Figure dataset records
•••

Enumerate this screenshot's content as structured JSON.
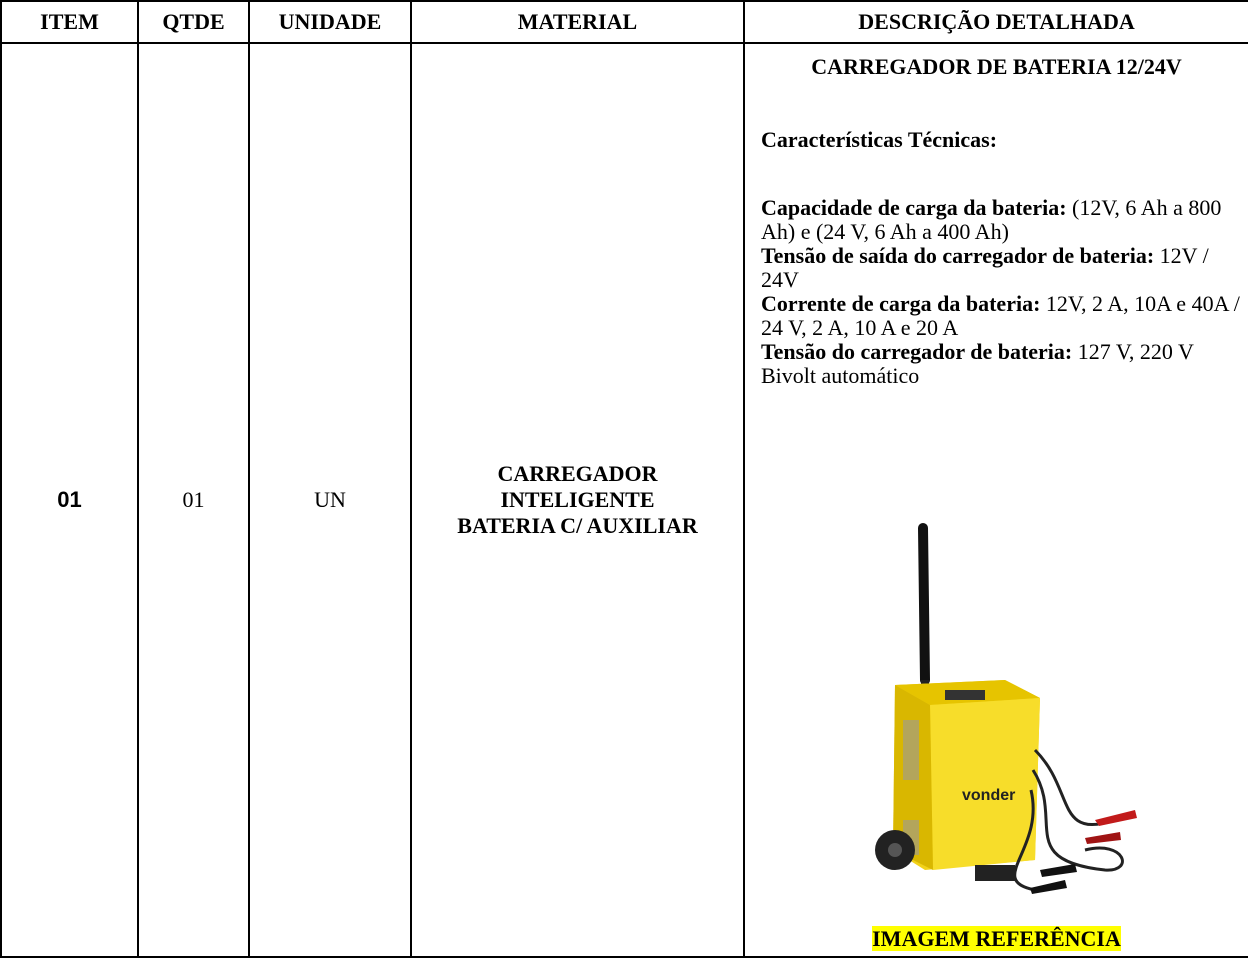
{
  "table": {
    "headers": [
      "ITEM",
      "QTDE",
      "UNIDADE",
      "MATERIAL",
      "DESCRIÇÃO DETALHADA"
    ],
    "rows": [
      {
        "item": "01",
        "qtde": "01",
        "unidade": "UN",
        "material": "CARREGADOR INTELIGENTE BATERIA C/ AUXILIAR",
        "description": {
          "title": "CARREGADOR DE BATERIA 12/24V",
          "subtitle": "Características Técnicas:",
          "specs": [
            {
              "label": "Capacidade de carga da bateria:",
              "value": "(12V, 6 Ah a 800 Ah) e (24 V, 6 Ah a 400 Ah)"
            },
            {
              "label": "Tensão de saída do carregador de bateria:",
              "value": "12V / 24V"
            },
            {
              "label": "Corrente de carga da bateria:",
              "value": "12V, 2 A, 10A e 40A / 24 V, 2 A, 10 A e 20 A"
            },
            {
              "label": "Tensão do carregador de bateria:",
              "value": "127 V, 220 V Bivolt automático"
            }
          ],
          "image_brand": "vonder",
          "caption": "IMAGEM REFERÊNCIA"
        }
      }
    ]
  }
}
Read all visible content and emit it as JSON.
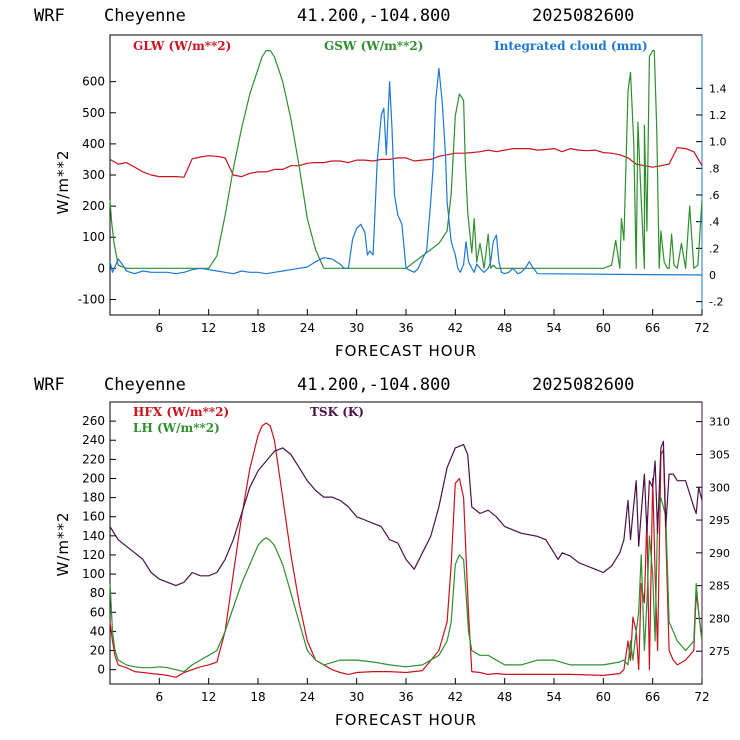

•••

Using the records above, copy each line that contains "label".

CORRECT RESULT:
              "label": "Capacidade de carga da bateria:",
              "label": "Tensão de saída do carregador de bateria:",
              "label": "Corrente de carga da bateria:",
              "label": "Tensão do carregador de bateria:",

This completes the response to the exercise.